_Brief:_
Omit all images. Transcribe the rest of the material below exactly.

_Provided records:_
========================================================================

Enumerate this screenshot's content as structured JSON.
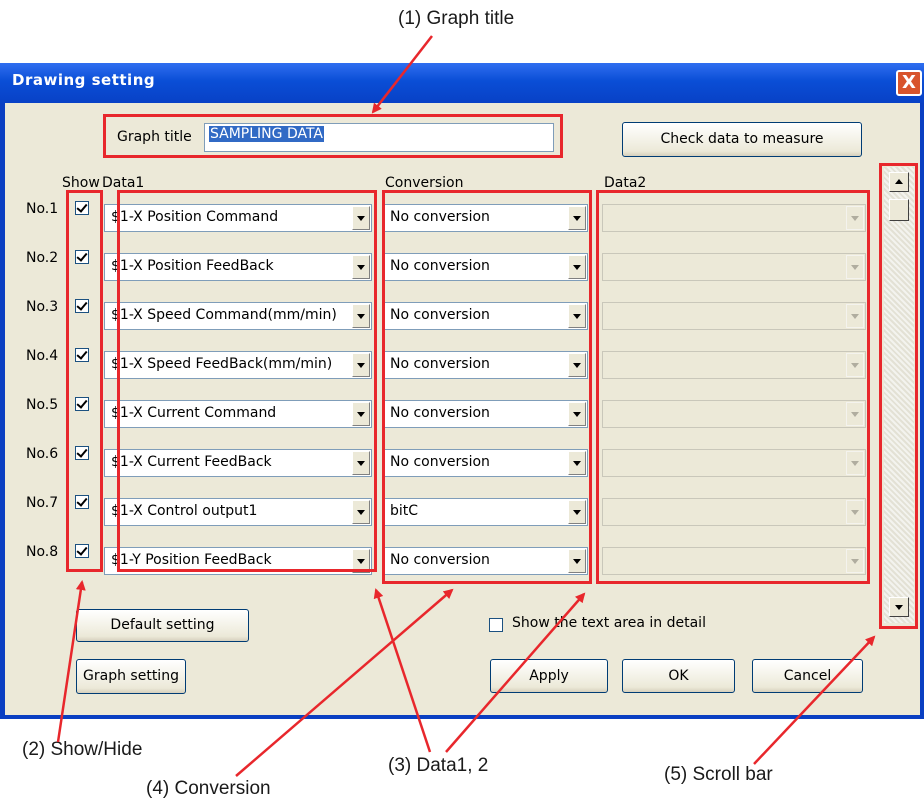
{
  "window": {
    "title": "Drawing setting",
    "close": "X"
  },
  "graph_title": {
    "label": "Graph title",
    "value": "SAMPLING DATA"
  },
  "buttons": {
    "check_data": "Check data to measure",
    "default_setting": "Default setting",
    "graph_setting": "Graph setting",
    "apply": "Apply",
    "ok": "OK",
    "cancel": "Cancel"
  },
  "headers": {
    "show": "Show",
    "data1": "Data1",
    "conversion": "Conversion",
    "data2": "Data2"
  },
  "rows": [
    {
      "no": "No.1",
      "show": true,
      "data1": "$1-X Position Command",
      "conversion": "No conversion",
      "data2": ""
    },
    {
      "no": "No.2",
      "show": true,
      "data1": "$1-X Position FeedBack",
      "conversion": "No conversion",
      "data2": ""
    },
    {
      "no": "No.3",
      "show": true,
      "data1": "$1-X Speed Command(mm/min)",
      "conversion": "No conversion",
      "data2": ""
    },
    {
      "no": "No.4",
      "show": true,
      "data1": "$1-X Speed FeedBack(mm/min)",
      "conversion": "No conversion",
      "data2": ""
    },
    {
      "no": "No.5",
      "show": true,
      "data1": "$1-X Current Command",
      "conversion": "No conversion",
      "data2": ""
    },
    {
      "no": "No.6",
      "show": true,
      "data1": "$1-X Current FeedBack",
      "conversion": "No conversion",
      "data2": ""
    },
    {
      "no": "No.7",
      "show": true,
      "data1": "$1-X Control output1",
      "conversion": "bitC",
      "data2": ""
    },
    {
      "no": "No.8",
      "show": true,
      "data1": "$1-Y Position FeedBack",
      "conversion": "No conversion",
      "data2": ""
    }
  ],
  "detail_checkbox": {
    "label": "Show the text area in detail",
    "checked": false
  },
  "callouts": {
    "graph_title": "(1) Graph title",
    "show_hide": "(2) Show/Hide",
    "data12": "(3) Data1, 2",
    "conversion": "(4) Conversion",
    "scroll_bar": "(5) Scroll bar"
  },
  "colors": {
    "highlight_box": "#e8272c",
    "titlebar": "#0a4ed6",
    "dialog_bg": "#ece9d8"
  }
}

========================================================================

_Solution to the exercise:_
Enumerate this screenshot's content as structured JSON.
{
  "window": {
    "title": "Drawing setting",
    "close": "X"
  },
  "graph_title": {
    "label": "Graph title",
    "value": "SAMPLING DATA"
  },
  "buttons": {
    "check_data": "Check data to measure",
    "default_setting": "Default setting",
    "graph_setting": "Graph setting",
    "apply": "Apply",
    "ok": "OK",
    "cancel": "Cancel"
  },
  "headers": {
    "show": "Show",
    "data1": "Data1",
    "conversion": "Conversion",
    "data2": "Data2"
  },
  "rows": [
    {
      "no": "No.1",
      "show": true,
      "data1": "$1-X Position Command",
      "conversion": "No conversion",
      "data2": ""
    },
    {
      "no": "No.2",
      "show": true,
      "data1": "$1-X Position FeedBack",
      "conversion": "No conversion",
      "data2": ""
    },
    {
      "no": "No.3",
      "show": true,
      "data1": "$1-X Speed Command(mm/min)",
      "conversion": "No conversion",
      "data2": ""
    },
    {
      "no": "No.4",
      "show": true,
      "data1": "$1-X Speed FeedBack(mm/min)",
      "conversion": "No conversion",
      "data2": ""
    },
    {
      "no": "No.5",
      "show": true,
      "data1": "$1-X Current Command",
      "conversion": "No conversion",
      "data2": ""
    },
    {
      "no": "No.6",
      "show": true,
      "data1": "$1-X Current FeedBack",
      "conversion": "No conversion",
      "data2": ""
    },
    {
      "no": "No.7",
      "show": true,
      "data1": "$1-X Control output1",
      "conversion": "bitC",
      "data2": ""
    },
    {
      "no": "No.8",
      "show": true,
      "data1": "$1-Y Position FeedBack",
      "conversion": "No conversion",
      "data2": ""
    }
  ],
  "detail_checkbox": {
    "label": "Show the text area in detail",
    "checked": false
  },
  "callouts": {
    "graph_title": "(1) Graph title",
    "show_hide": "(2) Show/Hide",
    "data12": "(3) Data1, 2",
    "conversion": "(4) Conversion",
    "scroll_bar": "(5) Scroll bar"
  },
  "colors": {
    "highlight_box": "#e8272c",
    "titlebar": "#0a4ed6",
    "dialog_bg": "#ece9d8"
  }
}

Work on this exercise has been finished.